**Request**
Pull out every line below that contains the word "legend".

(Part of a data file)
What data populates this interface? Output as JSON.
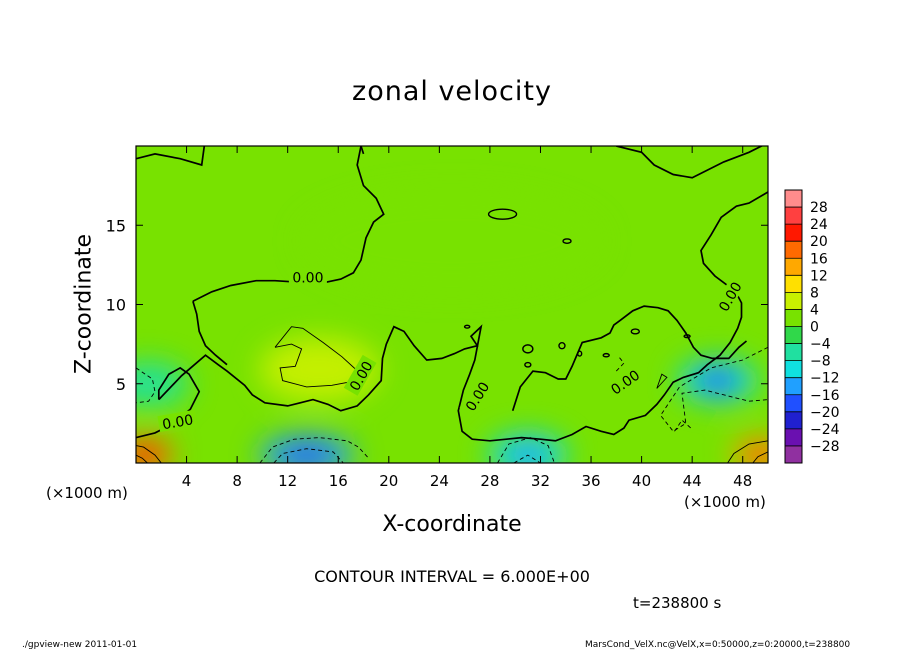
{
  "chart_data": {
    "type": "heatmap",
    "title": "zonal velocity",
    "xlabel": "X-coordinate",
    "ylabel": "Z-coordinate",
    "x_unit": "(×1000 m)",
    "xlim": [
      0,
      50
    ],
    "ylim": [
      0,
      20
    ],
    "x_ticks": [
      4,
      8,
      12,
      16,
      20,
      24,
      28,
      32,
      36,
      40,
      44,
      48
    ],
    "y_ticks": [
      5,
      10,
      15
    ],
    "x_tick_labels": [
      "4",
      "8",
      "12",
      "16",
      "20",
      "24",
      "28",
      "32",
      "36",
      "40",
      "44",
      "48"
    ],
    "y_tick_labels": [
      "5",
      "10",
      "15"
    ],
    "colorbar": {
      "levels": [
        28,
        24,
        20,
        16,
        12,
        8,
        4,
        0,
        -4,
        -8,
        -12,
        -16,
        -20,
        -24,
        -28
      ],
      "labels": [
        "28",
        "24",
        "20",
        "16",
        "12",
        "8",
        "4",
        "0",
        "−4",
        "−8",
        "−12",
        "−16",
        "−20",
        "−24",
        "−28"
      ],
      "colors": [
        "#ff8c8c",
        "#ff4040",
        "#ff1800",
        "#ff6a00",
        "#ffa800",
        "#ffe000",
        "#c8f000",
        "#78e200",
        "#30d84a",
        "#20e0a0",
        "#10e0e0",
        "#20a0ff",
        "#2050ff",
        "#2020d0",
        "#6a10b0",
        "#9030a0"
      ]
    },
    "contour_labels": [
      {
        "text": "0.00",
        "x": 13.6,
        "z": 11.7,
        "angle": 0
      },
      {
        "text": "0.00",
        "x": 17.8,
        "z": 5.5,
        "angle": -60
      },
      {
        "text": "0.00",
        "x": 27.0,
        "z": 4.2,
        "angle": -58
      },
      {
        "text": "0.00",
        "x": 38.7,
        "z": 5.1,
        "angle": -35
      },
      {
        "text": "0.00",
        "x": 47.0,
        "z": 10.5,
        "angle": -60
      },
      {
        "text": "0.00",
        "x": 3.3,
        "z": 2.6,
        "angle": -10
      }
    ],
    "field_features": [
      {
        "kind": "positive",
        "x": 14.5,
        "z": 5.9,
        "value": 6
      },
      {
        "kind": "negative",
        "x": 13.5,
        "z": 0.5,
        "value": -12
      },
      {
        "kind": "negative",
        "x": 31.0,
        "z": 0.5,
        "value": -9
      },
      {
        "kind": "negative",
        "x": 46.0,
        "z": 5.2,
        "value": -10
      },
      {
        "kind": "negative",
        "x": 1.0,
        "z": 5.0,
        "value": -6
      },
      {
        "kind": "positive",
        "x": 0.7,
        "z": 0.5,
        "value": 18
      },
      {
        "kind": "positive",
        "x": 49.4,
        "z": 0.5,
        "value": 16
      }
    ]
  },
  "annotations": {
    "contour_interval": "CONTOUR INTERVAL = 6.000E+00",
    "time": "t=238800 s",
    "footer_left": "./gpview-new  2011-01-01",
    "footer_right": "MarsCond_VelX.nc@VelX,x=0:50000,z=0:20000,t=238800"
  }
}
---
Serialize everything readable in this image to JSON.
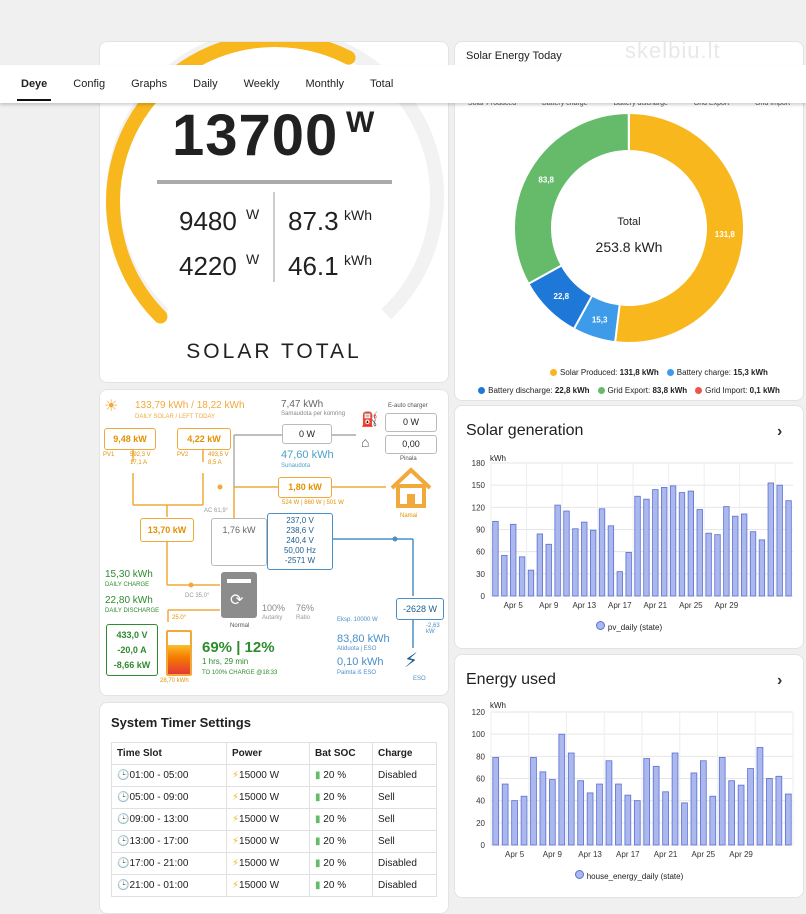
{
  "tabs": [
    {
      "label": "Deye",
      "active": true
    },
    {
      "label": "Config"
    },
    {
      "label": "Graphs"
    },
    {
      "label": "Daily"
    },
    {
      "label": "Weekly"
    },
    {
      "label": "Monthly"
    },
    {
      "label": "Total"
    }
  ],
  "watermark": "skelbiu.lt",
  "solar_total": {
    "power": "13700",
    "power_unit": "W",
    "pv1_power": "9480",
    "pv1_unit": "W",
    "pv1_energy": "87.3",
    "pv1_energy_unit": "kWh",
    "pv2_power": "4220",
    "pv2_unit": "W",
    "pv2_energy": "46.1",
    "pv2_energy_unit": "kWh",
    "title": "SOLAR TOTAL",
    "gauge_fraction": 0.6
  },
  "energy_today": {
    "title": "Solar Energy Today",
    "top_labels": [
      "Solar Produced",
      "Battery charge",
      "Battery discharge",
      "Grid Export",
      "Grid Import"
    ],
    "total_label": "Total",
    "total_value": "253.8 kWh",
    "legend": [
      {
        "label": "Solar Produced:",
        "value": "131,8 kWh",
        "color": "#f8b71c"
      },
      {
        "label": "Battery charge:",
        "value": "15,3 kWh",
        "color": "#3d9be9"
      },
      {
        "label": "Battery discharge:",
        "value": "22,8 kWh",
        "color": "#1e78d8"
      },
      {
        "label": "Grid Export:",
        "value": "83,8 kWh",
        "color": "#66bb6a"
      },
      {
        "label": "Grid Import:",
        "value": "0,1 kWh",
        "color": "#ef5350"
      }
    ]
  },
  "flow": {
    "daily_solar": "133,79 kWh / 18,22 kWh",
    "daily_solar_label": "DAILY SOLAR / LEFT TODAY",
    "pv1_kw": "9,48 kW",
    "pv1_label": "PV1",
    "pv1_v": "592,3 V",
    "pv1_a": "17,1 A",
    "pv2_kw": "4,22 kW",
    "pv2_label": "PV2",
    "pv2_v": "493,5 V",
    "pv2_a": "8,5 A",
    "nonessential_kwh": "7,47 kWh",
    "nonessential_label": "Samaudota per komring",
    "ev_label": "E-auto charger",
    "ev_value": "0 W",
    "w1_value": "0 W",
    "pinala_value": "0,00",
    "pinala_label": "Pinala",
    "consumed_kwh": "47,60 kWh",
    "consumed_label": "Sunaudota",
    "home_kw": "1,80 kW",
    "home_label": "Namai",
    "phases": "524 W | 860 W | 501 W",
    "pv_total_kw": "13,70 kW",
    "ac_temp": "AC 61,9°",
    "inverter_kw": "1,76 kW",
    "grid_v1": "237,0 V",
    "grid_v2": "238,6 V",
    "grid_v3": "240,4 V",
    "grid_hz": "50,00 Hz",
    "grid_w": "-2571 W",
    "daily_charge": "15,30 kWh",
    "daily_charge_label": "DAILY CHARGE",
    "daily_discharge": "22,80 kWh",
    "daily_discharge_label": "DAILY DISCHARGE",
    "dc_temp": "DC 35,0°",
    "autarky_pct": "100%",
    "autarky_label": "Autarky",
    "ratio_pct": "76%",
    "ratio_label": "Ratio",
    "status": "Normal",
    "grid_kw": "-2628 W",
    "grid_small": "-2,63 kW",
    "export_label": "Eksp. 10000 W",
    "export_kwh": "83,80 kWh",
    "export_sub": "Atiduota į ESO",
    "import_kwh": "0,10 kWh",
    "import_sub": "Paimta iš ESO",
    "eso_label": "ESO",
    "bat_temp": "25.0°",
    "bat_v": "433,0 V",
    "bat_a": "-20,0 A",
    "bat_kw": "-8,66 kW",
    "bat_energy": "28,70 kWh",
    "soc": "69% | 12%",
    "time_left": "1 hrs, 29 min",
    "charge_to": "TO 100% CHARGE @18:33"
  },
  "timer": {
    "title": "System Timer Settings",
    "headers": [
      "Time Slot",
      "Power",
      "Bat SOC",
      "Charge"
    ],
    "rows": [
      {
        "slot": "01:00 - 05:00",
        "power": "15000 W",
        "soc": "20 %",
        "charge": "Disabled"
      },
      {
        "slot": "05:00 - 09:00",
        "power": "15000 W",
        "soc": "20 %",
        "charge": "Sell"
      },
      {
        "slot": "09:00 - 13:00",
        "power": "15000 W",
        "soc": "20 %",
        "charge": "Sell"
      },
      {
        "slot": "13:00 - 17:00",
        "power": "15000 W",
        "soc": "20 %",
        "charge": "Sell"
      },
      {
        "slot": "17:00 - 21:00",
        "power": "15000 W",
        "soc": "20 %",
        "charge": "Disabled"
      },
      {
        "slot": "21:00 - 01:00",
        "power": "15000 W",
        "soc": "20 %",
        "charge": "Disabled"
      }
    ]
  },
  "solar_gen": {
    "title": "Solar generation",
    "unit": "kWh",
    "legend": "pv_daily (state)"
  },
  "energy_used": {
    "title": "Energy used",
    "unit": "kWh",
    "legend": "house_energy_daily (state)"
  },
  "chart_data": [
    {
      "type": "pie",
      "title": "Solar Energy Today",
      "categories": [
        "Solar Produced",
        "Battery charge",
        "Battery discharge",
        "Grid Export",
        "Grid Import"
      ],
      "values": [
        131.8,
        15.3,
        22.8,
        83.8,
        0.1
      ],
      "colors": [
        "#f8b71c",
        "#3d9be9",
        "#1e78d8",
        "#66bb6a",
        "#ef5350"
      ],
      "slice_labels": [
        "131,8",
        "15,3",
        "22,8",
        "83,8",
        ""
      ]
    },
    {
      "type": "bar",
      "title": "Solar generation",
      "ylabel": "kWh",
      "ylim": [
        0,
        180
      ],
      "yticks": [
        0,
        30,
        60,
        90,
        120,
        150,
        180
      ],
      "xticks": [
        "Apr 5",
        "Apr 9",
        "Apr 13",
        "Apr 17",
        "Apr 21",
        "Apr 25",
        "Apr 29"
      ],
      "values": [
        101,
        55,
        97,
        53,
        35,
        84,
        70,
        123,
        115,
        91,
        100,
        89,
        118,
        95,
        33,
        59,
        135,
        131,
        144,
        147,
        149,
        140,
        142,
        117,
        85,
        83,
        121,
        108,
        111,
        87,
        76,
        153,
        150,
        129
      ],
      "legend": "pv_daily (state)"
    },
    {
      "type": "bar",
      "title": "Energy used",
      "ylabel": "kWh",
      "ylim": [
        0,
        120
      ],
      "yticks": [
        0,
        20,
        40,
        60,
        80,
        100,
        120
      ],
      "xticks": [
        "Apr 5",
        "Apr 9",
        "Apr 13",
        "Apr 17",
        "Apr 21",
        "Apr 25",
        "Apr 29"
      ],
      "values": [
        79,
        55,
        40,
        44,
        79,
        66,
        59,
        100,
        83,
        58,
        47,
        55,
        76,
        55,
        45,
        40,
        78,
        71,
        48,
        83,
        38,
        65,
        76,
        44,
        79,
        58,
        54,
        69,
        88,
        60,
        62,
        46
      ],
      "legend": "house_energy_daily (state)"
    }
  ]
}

**Reply to the task**
    "legend": [
    "legend": "pv_daily (state)"
    "legend": "house_energy_daily (state)"
      "legend": "pv_daily (state)"
      "legend": "house_energy_daily (state)"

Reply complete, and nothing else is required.